OBJECTIVE = Using the data below, gather each line that includes the word "color".

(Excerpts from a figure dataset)
□ □ □ □

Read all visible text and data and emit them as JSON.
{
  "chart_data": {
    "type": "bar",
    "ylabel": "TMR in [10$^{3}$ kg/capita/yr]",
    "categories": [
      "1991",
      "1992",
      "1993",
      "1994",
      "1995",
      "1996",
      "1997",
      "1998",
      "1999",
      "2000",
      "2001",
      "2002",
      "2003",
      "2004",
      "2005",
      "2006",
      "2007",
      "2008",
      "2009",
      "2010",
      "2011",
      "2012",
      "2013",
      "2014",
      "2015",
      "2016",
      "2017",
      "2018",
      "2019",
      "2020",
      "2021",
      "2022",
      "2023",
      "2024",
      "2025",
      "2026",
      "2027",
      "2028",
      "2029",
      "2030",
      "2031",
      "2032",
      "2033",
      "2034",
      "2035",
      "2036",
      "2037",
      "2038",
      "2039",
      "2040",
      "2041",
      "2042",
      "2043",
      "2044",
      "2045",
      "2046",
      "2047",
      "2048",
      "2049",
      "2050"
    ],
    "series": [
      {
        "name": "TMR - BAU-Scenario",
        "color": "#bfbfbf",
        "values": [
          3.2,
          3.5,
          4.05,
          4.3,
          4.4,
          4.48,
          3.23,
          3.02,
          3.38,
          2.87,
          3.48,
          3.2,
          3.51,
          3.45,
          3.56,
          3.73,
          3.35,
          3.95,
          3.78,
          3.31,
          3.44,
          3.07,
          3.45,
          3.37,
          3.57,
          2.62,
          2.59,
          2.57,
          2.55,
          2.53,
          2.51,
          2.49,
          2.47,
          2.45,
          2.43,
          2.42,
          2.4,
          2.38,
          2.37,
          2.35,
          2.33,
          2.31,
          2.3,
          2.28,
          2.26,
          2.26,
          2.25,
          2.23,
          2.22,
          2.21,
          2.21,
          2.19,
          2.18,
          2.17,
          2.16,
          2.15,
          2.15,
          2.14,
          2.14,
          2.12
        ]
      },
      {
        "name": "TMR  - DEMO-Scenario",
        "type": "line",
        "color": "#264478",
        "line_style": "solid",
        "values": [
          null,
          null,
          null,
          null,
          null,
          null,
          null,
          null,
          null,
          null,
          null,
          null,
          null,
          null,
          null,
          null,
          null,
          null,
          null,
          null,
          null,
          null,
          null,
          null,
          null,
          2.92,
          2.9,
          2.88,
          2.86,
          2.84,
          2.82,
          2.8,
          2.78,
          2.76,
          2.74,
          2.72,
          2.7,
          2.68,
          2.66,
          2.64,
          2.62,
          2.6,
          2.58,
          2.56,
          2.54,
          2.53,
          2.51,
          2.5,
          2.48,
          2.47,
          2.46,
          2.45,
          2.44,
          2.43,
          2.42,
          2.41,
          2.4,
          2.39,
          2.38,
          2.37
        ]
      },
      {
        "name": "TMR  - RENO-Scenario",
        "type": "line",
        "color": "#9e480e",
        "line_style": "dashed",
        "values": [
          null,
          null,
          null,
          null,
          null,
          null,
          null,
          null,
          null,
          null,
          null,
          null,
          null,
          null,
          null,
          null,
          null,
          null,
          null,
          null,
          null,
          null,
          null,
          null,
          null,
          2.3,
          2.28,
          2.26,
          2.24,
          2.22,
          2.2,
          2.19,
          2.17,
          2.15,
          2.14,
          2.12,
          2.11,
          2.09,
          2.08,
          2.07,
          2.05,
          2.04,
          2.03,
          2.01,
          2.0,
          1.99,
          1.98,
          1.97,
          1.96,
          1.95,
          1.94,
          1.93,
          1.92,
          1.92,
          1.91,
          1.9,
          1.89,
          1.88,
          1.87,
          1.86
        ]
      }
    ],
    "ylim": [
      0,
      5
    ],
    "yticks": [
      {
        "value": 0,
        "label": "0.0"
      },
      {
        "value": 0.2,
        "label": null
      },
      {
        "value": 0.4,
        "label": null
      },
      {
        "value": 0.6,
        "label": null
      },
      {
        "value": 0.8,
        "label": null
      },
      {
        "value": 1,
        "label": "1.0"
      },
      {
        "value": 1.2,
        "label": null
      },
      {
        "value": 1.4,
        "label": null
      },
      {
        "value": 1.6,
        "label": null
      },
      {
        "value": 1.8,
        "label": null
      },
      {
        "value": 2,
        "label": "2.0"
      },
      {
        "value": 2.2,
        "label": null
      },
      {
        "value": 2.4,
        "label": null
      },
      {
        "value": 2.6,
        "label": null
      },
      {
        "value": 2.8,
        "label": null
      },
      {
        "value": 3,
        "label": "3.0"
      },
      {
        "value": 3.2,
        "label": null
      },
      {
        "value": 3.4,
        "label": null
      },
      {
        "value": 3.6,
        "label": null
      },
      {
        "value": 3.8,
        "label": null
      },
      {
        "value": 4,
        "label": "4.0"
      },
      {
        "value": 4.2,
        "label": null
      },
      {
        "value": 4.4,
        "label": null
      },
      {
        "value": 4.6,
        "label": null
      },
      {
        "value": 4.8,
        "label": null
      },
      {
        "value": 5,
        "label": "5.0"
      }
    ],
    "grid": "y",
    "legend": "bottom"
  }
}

□ □ □ □

COMPLETE RESPONSE =
        "color": "#bfbfbf",
        "color": "#264478",
        "color": "#9e480e",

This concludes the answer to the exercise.